══ EXTRACTED DATA ══
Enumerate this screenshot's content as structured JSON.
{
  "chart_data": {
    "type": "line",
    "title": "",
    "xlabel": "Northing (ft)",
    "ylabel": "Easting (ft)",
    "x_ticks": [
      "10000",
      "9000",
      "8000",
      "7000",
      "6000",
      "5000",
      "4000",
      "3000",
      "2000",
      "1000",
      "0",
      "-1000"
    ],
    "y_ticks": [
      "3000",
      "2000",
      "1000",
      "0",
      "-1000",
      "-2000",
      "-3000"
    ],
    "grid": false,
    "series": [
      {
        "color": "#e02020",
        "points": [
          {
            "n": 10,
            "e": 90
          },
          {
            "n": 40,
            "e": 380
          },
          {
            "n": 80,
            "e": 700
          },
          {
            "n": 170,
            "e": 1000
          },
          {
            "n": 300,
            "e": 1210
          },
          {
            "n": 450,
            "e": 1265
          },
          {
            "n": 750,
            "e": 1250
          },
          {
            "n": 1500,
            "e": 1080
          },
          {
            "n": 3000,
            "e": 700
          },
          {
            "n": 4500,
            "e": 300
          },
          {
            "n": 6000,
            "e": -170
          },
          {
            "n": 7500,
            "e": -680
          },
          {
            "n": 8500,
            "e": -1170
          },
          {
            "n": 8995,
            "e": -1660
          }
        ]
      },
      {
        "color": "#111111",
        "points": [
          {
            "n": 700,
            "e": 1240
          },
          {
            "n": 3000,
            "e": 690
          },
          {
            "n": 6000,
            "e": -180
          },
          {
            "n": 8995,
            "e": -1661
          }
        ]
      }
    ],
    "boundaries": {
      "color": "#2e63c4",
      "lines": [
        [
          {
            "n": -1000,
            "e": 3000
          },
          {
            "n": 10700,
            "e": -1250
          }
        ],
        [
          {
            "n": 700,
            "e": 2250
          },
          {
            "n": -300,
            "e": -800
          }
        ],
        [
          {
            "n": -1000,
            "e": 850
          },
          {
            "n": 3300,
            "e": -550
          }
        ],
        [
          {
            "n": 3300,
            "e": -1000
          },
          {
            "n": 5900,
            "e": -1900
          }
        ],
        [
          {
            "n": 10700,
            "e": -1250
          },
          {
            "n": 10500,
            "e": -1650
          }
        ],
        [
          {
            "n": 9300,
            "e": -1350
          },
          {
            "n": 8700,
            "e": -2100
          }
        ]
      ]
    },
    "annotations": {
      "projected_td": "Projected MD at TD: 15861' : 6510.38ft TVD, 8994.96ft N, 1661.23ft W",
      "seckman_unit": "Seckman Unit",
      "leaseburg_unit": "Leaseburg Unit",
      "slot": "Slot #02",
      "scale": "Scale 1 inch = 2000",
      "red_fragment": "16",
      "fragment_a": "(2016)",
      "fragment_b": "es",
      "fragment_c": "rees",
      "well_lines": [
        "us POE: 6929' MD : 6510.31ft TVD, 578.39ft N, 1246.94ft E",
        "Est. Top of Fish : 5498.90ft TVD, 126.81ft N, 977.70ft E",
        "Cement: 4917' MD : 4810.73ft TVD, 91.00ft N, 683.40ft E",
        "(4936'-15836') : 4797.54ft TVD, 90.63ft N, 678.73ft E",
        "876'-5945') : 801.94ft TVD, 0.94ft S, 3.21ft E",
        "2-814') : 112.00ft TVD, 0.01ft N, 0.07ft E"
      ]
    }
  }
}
═══
### STATED PROBLEM
Pull out every line containing "Unit".

### THE RESPONSE
      "seckman_unit": "Seckman Unit",
      "leaseburg_unit": "Leaseburg Unit",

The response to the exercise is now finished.